> [REQUIRED TASK] Repeat the entries that follow verbatim, without any of their pictures.
[Start of INPUT ROWS]
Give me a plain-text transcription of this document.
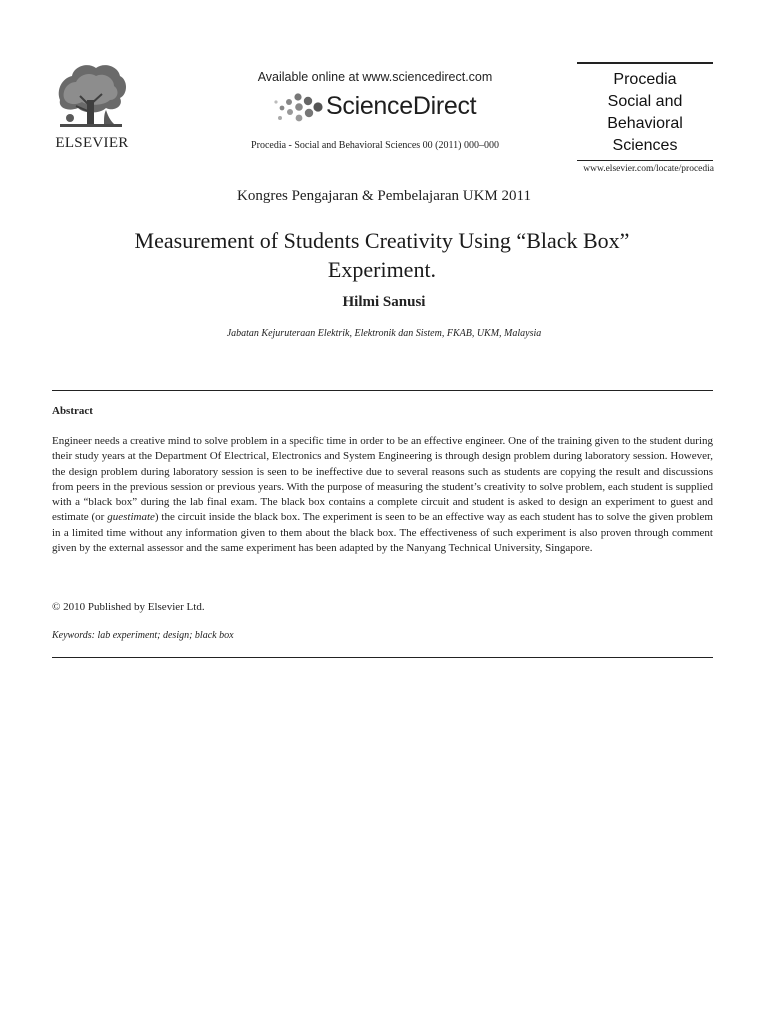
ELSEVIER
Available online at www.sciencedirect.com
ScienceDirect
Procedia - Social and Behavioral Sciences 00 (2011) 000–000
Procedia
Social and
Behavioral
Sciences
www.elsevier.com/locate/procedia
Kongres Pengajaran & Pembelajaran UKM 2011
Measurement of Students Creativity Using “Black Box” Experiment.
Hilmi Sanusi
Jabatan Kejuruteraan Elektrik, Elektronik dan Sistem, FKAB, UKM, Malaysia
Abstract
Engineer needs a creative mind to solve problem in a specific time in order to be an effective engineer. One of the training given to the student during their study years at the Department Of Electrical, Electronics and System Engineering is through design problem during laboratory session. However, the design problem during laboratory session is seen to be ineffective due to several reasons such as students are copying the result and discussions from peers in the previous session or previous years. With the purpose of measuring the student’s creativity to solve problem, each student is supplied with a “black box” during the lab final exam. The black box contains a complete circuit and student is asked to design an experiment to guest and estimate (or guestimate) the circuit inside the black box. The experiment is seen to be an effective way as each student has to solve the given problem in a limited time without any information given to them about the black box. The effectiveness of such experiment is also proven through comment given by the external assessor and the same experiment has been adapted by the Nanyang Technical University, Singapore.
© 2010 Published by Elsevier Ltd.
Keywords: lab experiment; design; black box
[End of INPUT ROWS]
> [RESULT BELOW]
Give me a plain-text transcription of this document.
ELSEVIER
Available online at www.sciencedirect.com
ScienceDirect
Procedia - Social and Behavioral Sciences 00 (2011) 000–000
Procedia
Social and
Behavioral
Sciences
www.elsevier.com/locate/procedia
Kongres Pengajaran & Pembelajaran UKM 2011
Measurement of Students Creativity Using “Black Box” Experiment.
Hilmi Sanusi
Jabatan Kejuruteraan Elektrik, Elektronik dan Sistem, FKAB, UKM, Malaysia
Abstract
Engineer needs a creative mind to solve problem in a specific time in order to be an effective engineer. One of the training given to the student during their study years at the Department Of Electrical, Electronics and System Engineering is through design problem during laboratory session. However, the design problem during laboratory session is seen to be ineffective due to several reasons such as students are copying the result and discussions from peers in the previous session or previous years. With the purpose of measuring the student’s creativity to solve problem, each student is supplied with a “black box” during the lab final exam. The black box contains a complete circuit and student is asked to design an experiment to guest and estimate (or guestimate) the circuit inside the black box. The experiment is seen to be an effective way as each student has to solve the given problem in a limited time without any information given to them about the black box. The effectiveness of such experiment is also proven through comment given by the external assessor and the same experiment has been adapted by the Nanyang Technical University, Singapore.
© 2010 Published by Elsevier Ltd.
Keywords: lab experiment; design; black box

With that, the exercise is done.